* _EXERCISE TASK_:
Write each line out again exactly as written.

* * * * * * * * *

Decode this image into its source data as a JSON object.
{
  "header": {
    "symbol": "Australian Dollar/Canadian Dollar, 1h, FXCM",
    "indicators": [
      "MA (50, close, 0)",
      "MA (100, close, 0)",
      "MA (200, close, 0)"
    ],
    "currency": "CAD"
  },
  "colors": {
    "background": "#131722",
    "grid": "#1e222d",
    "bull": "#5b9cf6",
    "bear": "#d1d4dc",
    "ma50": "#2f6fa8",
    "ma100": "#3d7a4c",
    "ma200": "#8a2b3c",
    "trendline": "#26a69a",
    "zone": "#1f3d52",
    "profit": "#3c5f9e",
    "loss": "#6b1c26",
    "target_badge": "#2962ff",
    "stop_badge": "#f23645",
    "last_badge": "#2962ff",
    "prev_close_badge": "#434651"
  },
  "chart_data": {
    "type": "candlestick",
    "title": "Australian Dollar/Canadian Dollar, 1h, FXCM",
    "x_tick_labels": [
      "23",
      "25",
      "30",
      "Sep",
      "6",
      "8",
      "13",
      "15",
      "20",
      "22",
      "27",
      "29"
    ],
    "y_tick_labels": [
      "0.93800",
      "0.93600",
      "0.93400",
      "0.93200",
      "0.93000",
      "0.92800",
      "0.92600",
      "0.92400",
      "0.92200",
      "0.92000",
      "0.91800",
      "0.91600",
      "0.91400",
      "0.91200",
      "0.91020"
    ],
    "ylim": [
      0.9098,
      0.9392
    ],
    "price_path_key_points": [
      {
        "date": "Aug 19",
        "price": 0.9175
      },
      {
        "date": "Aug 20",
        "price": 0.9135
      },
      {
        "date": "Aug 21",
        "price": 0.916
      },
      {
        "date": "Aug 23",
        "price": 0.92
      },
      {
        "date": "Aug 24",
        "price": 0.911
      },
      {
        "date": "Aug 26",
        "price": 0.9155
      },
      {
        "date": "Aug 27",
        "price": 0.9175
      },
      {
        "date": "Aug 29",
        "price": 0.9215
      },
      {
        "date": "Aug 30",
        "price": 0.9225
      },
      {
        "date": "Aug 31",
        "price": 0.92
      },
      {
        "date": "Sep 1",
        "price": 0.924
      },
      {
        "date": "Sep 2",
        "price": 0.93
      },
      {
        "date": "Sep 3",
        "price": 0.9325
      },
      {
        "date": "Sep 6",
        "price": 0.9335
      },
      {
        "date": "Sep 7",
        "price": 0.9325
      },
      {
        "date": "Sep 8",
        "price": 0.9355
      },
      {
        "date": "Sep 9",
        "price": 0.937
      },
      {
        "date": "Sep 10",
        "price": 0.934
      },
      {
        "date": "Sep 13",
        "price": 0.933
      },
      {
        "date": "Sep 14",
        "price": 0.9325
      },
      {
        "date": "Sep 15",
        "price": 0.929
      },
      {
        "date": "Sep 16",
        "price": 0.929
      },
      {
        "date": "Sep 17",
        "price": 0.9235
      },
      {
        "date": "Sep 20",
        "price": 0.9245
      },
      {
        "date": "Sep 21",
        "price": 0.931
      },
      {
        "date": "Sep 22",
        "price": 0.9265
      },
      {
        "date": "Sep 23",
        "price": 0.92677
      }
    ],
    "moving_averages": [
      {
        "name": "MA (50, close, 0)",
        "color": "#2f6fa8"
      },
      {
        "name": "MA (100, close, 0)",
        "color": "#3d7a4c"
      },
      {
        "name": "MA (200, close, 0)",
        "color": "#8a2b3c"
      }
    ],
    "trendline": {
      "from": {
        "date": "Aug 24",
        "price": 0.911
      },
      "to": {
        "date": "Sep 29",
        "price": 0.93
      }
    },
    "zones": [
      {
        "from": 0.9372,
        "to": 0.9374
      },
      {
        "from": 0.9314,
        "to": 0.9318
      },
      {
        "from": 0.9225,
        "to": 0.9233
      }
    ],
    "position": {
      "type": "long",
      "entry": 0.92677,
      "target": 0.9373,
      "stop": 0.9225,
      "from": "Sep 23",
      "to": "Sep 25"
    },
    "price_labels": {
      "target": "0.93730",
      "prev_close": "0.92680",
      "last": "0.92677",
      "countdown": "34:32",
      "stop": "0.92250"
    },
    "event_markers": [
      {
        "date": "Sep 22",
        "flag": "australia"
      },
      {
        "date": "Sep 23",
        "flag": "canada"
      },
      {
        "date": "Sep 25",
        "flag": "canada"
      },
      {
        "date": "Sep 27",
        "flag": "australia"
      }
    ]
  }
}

* * * * * * * * *

* _SOLVED EXERCISE_:
Decode this image into its source data as a JSON object.
{
  "header": {
    "symbol": "Australian Dollar/Canadian Dollar, 1h, FXCM",
    "indicators": [
      "MA (50, close, 0)",
      "MA (100, close, 0)",
      "MA (200, close, 0)"
    ],
    "currency": "CAD"
  },
  "colors": {
    "background": "#131722",
    "grid": "#1e222d",
    "bull": "#5b9cf6",
    "bear": "#d1d4dc",
    "ma50": "#2f6fa8",
    "ma100": "#3d7a4c",
    "ma200": "#8a2b3c",
    "trendline": "#26a69a",
    "zone": "#1f3d52",
    "profit": "#3c5f9e",
    "loss": "#6b1c26",
    "target_badge": "#2962ff",
    "stop_badge": "#f23645",
    "last_badge": "#2962ff",
    "prev_close_badge": "#434651"
  },
  "chart_data": {
    "type": "candlestick",
    "title": "Australian Dollar/Canadian Dollar, 1h, FXCM",
    "x_tick_labels": [
      "23",
      "25",
      "30",
      "Sep",
      "6",
      "8",
      "13",
      "15",
      "20",
      "22",
      "27",
      "29"
    ],
    "y_tick_labels": [
      "0.93800",
      "0.93600",
      "0.93400",
      "0.93200",
      "0.93000",
      "0.92800",
      "0.92600",
      "0.92400",
      "0.92200",
      "0.92000",
      "0.91800",
      "0.91600",
      "0.91400",
      "0.91200",
      "0.91020"
    ],
    "ylim": [
      0.9098,
      0.9392
    ],
    "price_path_key_points": [
      {
        "date": "Aug 19",
        "price": 0.9175
      },
      {
        "date": "Aug 20",
        "price": 0.9135
      },
      {
        "date": "Aug 21",
        "price": 0.916
      },
      {
        "date": "Aug 23",
        "price": 0.92
      },
      {
        "date": "Aug 24",
        "price": 0.911
      },
      {
        "date": "Aug 26",
        "price": 0.9155
      },
      {
        "date": "Aug 27",
        "price": 0.9175
      },
      {
        "date": "Aug 29",
        "price": 0.9215
      },
      {
        "date": "Aug 30",
        "price": 0.9225
      },
      {
        "date": "Aug 31",
        "price": 0.92
      },
      {
        "date": "Sep 1",
        "price": 0.924
      },
      {
        "date": "Sep 2",
        "price": 0.93
      },
      {
        "date": "Sep 3",
        "price": 0.9325
      },
      {
        "date": "Sep 6",
        "price": 0.9335
      },
      {
        "date": "Sep 7",
        "price": 0.9325
      },
      {
        "date": "Sep 8",
        "price": 0.9355
      },
      {
        "date": "Sep 9",
        "price": 0.937
      },
      {
        "date": "Sep 10",
        "price": 0.934
      },
      {
        "date": "Sep 13",
        "price": 0.933
      },
      {
        "date": "Sep 14",
        "price": 0.9325
      },
      {
        "date": "Sep 15",
        "price": 0.929
      },
      {
        "date": "Sep 16",
        "price": 0.929
      },
      {
        "date": "Sep 17",
        "price": 0.9235
      },
      {
        "date": "Sep 20",
        "price": 0.9245
      },
      {
        "date": "Sep 21",
        "price": 0.931
      },
      {
        "date": "Sep 22",
        "price": 0.9265
      },
      {
        "date": "Sep 23",
        "price": 0.92677
      }
    ],
    "moving_averages": [
      {
        "name": "MA (50, close, 0)",
        "color": "#2f6fa8"
      },
      {
        "name": "MA (100, close, 0)",
        "color": "#3d7a4c"
      },
      {
        "name": "MA (200, close, 0)",
        "color": "#8a2b3c"
      }
    ],
    "trendline": {
      "from": {
        "date": "Aug 24",
        "price": 0.911
      },
      "to": {
        "date": "Sep 29",
        "price": 0.93
      }
    },
    "zones": [
      {
        "from": 0.9372,
        "to": 0.9374
      },
      {
        "from": 0.9314,
        "to": 0.9318
      },
      {
        "from": 0.9225,
        "to": 0.9233
      }
    ],
    "position": {
      "type": "long",
      "entry": 0.92677,
      "target": 0.9373,
      "stop": 0.9225,
      "from": "Sep 23",
      "to": "Sep 25"
    },
    "price_labels": {
      "target": "0.93730",
      "prev_close": "0.92680",
      "last": "0.92677",
      "countdown": "34:32",
      "stop": "0.92250"
    },
    "event_markers": [
      {
        "date": "Sep 22",
        "flag": "australia"
      },
      {
        "date": "Sep 23",
        "flag": "canada"
      },
      {
        "date": "Sep 25",
        "flag": "canada"
      },
      {
        "date": "Sep 27",
        "flag": "australia"
      }
    ]
  }
}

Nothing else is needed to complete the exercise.